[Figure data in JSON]
— start —

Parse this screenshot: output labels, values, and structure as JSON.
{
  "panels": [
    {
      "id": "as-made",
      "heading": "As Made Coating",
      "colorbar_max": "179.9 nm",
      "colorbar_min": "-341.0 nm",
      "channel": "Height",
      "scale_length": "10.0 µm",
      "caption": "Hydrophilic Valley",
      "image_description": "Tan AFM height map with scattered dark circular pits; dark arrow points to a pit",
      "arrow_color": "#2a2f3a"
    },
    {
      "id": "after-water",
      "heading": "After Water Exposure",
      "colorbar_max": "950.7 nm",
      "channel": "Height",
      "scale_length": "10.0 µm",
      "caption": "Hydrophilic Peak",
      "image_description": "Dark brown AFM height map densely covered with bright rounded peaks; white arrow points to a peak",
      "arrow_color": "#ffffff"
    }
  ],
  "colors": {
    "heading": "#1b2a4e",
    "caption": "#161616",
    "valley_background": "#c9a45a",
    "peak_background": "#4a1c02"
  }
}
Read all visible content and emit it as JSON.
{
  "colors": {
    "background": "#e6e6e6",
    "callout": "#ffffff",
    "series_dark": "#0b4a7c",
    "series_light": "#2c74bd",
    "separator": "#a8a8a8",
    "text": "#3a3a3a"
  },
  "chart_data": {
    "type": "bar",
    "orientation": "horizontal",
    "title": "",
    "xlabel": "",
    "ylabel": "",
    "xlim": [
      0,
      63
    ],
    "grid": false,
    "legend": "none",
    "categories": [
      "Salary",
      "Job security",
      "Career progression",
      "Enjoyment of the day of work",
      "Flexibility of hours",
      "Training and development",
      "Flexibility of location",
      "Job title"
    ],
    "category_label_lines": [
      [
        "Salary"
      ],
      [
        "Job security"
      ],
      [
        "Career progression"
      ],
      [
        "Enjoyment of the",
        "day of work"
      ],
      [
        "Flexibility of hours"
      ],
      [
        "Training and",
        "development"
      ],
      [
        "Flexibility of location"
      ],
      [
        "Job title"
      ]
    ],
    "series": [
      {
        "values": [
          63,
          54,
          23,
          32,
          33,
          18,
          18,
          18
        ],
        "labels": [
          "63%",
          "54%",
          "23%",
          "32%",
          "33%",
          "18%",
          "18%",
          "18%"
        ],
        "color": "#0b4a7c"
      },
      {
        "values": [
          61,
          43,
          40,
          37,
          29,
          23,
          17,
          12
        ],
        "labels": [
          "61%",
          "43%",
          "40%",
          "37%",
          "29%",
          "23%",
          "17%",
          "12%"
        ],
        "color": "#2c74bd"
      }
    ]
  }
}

— end —

- _To do_: Quote the data above in full, changing nothing.

- _Result of this exercise_:
Parse this screenshot: output labels, values, and structure as JSON.
{
  "panels": [
    {
      "id": "as-made",
      "heading": "As Made Coating",
      "colorbar_max": "179.9 nm",
      "colorbar_min": "-341.0 nm",
      "channel": "Height",
      "scale_length": "10.0 µm",
      "caption": "Hydrophilic Valley",
      "image_description": "Tan AFM height map with scattered dark circular pits; dark arrow points to a pit",
      "arrow_color": "#2a2f3a"
    },
    {
      "id": "after-water",
      "heading": "After Water Exposure",
      "colorbar_max": "950.7 nm",
      "channel": "Height",
      "scale_length": "10.0 µm",
      "caption": "Hydrophilic Peak",
      "image_description": "Dark brown AFM height map densely covered with bright rounded peaks; white arrow points to a peak",
      "arrow_color": "#ffffff"
    }
  ],
  "colors": {
    "heading": "#1b2a4e",
    "caption": "#161616",
    "valley_background": "#c9a45a",
    "peak_background": "#4a1c02"
  }
}
Read all visible content and emit it as JSON.
{
  "colors": {
    "background": "#e6e6e6",
    "callout": "#ffffff",
    "series_dark": "#0b4a7c",
    "series_light": "#2c74bd",
    "separator": "#a8a8a8",
    "text": "#3a3a3a"
  },
  "chart_data": {
    "type": "bar",
    "orientation": "horizontal",
    "title": "",
    "xlabel": "",
    "ylabel": "",
    "xlim": [
      0,
      63
    ],
    "grid": false,
    "legend": "none",
    "categories": [
      "Salary",
      "Job security",
      "Career progression",
      "Enjoyment of the day of work",
      "Flexibility of hours",
      "Training and development",
      "Flexibility of location",
      "Job title"
    ],
    "category_label_lines": [
      [
        "Salary"
      ],
      [
        "Job security"
      ],
      [
        "Career progression"
      ],
      [
        "Enjoyment of the",
        "day of work"
      ],
      [
        "Flexibility of hours"
      ],
      [
        "Training and",
        "development"
      ],
      [
        "Flexibility of location"
      ],
      [
        "Job title"
      ]
    ],
    "series": [
      {
        "values": [
          63,
          54,
          23,
          32,
          33,
          18,
          18,
          18
        ],
        "labels": [
          "63%",
          "54%",
          "23%",
          "32%",
          "33%",
          "18%",
          "18%",
          "18%"
        ],
        "color": "#0b4a7c"
      },
      {
        "values": [
          61,
          43,
          40,
          37,
          29,
          23,
          17,
          12
        ],
        "labels": [
          "61%",
          "43%",
          "40%",
          "37%",
          "29%",
          "23%",
          "17%",
          "12%"
        ],
        "color": "#2c74bd"
      }
    ]
  }
}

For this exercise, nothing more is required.